_Material shown_
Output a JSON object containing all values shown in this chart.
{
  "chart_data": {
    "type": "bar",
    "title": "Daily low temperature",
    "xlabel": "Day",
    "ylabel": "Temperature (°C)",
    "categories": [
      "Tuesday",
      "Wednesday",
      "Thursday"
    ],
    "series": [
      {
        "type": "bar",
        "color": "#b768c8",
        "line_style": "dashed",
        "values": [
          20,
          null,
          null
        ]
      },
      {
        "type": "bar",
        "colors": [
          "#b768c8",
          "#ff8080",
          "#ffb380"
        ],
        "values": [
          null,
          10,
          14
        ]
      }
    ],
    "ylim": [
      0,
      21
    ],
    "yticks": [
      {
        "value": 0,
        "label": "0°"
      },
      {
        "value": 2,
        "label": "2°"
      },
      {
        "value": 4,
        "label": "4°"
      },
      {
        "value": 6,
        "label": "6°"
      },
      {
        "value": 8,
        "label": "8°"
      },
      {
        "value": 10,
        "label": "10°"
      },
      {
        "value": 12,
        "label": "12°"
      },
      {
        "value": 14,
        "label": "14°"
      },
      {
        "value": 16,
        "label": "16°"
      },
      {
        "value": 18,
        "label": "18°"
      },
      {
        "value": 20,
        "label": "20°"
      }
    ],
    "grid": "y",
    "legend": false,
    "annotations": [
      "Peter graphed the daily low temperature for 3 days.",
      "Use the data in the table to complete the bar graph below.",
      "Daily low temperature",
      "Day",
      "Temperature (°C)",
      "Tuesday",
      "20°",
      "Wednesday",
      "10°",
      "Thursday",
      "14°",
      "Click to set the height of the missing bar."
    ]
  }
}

_Problem to solve_
Set down the entries verbatim, leaving none out.

_Answer_
Output a JSON object containing all values shown in this chart.
{
  "chart_data": {
    "type": "bar",
    "title": "Daily low temperature",
    "xlabel": "Day",
    "ylabel": "Temperature (°C)",
    "categories": [
      "Tuesday",
      "Wednesday",
      "Thursday"
    ],
    "series": [
      {
        "type": "bar",
        "color": "#b768c8",
        "line_style": "dashed",
        "values": [
          20,
          null,
          null
        ]
      },
      {
        "type": "bar",
        "colors": [
          "#b768c8",
          "#ff8080",
          "#ffb380"
        ],
        "values": [
          null,
          10,
          14
        ]
      }
    ],
    "ylim": [
      0,
      21
    ],
    "yticks": [
      {
        "value": 0,
        "label": "0°"
      },
      {
        "value": 2,
        "label": "2°"
      },
      {
        "value": 4,
        "label": "4°"
      },
      {
        "value": 6,
        "label": "6°"
      },
      {
        "value": 8,
        "label": "8°"
      },
      {
        "value": 10,
        "label": "10°"
      },
      {
        "value": 12,
        "label": "12°"
      },
      {
        "value": 14,
        "label": "14°"
      },
      {
        "value": 16,
        "label": "16°"
      },
      {
        "value": 18,
        "label": "18°"
      },
      {
        "value": 20,
        "label": "20°"
      }
    ],
    "grid": "y",
    "legend": false,
    "annotations": [
      "Peter graphed the daily low temperature for 3 days.",
      "Use the data in the table to complete the bar graph below.",
      "Daily low temperature",
      "Day",
      "Temperature (°C)",
      "Tuesday",
      "20°",
      "Wednesday",
      "10°",
      "Thursday",
      "14°",
      "Click to set the height of the missing bar."
    ]
  }
}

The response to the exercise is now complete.